■ INSTRUCTIONS FOR THE TASK ■
Filter the records for lines holding the string "business".

■ INPUT DATA ■

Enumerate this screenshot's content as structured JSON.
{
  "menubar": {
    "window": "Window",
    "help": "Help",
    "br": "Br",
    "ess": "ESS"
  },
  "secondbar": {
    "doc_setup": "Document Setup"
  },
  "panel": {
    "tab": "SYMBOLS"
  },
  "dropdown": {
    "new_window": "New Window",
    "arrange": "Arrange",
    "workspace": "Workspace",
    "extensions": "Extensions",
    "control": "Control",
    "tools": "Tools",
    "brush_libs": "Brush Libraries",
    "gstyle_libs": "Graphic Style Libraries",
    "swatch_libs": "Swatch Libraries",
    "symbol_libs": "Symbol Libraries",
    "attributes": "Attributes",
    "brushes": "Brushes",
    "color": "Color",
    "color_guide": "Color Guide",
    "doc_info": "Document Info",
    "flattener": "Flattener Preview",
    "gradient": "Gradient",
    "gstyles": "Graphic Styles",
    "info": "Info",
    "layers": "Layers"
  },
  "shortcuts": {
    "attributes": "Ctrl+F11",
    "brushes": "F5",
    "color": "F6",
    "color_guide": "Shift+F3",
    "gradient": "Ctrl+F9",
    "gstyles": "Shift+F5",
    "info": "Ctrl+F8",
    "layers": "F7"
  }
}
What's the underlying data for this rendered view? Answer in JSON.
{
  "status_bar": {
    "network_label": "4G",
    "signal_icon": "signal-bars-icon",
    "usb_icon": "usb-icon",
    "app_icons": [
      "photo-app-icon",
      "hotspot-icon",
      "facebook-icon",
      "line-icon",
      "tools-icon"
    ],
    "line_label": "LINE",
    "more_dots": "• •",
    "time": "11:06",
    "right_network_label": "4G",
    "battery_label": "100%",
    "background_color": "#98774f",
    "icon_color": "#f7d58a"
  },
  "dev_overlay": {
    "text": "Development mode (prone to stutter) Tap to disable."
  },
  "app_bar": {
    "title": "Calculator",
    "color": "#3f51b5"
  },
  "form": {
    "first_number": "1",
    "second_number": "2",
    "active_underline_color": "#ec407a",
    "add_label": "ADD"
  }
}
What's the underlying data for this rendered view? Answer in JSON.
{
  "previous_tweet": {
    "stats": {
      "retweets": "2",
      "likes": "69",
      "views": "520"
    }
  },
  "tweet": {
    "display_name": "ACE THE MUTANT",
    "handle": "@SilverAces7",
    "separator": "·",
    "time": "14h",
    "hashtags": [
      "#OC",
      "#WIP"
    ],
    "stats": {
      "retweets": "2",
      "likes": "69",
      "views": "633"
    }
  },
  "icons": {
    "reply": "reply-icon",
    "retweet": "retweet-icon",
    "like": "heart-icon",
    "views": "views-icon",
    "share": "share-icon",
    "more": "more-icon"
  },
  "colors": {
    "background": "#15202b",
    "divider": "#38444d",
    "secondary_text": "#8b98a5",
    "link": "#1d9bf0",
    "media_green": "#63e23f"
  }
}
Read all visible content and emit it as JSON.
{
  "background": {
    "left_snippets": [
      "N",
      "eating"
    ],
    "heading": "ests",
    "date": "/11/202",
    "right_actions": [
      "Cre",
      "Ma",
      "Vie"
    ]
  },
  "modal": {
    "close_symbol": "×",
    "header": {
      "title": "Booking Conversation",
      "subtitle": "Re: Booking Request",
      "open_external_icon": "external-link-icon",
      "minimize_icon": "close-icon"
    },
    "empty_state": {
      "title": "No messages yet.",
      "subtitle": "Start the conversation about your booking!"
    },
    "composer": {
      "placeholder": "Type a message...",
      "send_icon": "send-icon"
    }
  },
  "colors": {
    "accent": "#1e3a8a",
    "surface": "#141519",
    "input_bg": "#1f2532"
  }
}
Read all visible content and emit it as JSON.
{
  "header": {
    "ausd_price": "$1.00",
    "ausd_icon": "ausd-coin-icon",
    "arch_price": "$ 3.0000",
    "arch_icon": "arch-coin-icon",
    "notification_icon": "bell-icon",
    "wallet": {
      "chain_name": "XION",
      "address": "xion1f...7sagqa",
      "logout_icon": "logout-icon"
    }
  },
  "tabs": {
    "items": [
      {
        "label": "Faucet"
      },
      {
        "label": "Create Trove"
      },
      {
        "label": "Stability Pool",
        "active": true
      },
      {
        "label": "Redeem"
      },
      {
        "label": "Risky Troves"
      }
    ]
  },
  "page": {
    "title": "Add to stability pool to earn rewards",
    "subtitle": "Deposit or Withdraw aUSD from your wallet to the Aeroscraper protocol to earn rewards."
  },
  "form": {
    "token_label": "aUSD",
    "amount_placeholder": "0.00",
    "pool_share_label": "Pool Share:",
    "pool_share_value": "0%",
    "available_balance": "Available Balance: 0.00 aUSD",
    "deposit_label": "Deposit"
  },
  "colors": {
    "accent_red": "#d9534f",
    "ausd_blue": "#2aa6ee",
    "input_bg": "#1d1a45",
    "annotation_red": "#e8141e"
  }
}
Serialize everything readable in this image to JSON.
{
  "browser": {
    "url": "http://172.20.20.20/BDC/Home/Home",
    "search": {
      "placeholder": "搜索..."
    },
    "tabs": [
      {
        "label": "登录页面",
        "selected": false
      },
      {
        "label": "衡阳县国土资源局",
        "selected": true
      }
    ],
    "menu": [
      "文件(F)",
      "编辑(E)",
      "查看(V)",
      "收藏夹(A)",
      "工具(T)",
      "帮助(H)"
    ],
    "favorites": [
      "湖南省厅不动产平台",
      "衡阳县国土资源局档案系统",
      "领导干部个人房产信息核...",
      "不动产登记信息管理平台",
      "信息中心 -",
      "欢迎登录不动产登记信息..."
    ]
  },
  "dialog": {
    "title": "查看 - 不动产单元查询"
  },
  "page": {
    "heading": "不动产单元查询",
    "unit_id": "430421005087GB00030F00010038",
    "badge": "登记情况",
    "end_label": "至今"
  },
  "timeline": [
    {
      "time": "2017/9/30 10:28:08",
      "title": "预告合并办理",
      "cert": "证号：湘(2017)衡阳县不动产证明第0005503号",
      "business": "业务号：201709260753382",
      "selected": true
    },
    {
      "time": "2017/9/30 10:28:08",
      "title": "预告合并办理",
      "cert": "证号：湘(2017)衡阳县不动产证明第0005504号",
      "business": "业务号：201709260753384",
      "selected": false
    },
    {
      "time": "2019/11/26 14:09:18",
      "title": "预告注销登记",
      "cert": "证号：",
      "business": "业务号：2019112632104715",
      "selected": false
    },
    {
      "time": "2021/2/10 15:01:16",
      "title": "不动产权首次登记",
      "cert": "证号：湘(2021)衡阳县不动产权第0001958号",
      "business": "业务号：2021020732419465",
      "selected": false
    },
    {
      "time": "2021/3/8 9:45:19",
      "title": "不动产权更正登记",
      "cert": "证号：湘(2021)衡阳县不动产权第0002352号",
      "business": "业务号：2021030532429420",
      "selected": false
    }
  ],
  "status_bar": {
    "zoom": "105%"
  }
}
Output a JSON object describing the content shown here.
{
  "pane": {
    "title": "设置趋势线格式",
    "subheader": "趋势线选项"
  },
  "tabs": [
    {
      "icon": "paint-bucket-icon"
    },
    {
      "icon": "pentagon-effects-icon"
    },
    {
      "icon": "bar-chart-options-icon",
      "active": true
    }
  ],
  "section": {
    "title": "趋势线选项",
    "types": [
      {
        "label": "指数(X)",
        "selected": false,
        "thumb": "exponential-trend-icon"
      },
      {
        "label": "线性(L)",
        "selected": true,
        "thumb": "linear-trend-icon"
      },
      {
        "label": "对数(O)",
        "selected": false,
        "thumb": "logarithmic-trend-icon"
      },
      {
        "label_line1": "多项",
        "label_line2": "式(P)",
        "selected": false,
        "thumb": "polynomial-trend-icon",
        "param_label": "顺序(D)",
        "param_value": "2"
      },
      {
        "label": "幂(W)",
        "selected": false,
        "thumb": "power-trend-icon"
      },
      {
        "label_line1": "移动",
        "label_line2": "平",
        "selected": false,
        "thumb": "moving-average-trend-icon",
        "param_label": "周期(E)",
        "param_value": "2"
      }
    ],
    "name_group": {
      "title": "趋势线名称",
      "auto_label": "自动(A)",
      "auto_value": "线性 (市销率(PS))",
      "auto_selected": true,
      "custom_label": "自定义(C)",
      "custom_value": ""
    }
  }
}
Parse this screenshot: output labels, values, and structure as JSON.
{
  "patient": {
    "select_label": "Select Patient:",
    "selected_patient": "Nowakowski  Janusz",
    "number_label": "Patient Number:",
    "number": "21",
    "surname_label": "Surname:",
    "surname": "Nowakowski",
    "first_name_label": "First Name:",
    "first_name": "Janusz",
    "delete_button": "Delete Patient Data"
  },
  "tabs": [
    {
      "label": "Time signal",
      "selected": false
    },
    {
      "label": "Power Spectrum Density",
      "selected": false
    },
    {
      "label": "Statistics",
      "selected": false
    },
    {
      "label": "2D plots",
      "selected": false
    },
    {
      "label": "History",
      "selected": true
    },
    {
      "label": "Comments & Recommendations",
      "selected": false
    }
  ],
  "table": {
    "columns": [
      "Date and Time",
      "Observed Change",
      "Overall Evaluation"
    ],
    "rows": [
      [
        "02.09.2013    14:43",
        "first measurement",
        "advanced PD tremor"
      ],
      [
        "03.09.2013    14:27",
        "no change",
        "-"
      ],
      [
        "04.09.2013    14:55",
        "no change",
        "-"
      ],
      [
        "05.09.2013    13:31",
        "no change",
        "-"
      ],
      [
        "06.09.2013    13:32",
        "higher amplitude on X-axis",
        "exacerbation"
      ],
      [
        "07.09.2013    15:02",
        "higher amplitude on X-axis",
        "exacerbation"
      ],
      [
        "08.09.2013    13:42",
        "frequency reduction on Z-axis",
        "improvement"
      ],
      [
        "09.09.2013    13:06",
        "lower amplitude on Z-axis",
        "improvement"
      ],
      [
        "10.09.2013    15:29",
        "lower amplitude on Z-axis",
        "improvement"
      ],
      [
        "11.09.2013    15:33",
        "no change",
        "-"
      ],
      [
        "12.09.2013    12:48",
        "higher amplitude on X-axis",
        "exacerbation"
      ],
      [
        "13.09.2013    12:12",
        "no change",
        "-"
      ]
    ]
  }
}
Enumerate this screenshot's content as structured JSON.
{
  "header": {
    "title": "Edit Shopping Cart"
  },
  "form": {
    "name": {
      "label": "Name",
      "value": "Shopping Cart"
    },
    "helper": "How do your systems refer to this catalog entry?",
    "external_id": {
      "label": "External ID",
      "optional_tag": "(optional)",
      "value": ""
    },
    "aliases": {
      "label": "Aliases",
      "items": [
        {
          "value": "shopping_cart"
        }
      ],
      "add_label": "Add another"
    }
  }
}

■ SOLUTION ■
      "business": "业务号：201709260753382",
      "business": "业务号：201709260753384",
      "business": "业务号：2019112632104715",
      "business": "业务号：2021020732419465",
      "business": "业务号：2021030532429420",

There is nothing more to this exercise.